**Given records:**
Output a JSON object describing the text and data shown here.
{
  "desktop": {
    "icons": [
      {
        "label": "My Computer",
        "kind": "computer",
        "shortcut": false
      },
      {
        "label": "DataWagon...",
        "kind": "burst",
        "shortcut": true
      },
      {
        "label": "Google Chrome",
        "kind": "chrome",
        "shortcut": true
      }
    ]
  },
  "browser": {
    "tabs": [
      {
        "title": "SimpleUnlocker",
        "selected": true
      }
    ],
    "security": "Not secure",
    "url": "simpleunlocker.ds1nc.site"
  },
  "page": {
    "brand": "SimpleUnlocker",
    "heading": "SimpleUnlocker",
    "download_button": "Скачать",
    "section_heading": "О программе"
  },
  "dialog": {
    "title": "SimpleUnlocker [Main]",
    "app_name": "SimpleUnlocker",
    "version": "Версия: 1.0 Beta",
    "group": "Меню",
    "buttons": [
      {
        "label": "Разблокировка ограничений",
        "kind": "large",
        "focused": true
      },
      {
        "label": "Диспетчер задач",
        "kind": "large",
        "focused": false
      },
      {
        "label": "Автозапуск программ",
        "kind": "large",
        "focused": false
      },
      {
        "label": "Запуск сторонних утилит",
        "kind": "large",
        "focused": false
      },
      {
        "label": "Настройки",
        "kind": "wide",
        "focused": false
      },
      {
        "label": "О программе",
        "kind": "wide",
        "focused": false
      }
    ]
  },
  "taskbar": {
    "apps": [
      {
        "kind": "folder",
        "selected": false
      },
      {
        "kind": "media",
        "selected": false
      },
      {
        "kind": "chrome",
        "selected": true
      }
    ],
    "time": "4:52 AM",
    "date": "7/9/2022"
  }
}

**Task to complete:**
Give the number of lines containing the word "title". No other answer is needed.

**Exercise response:**
2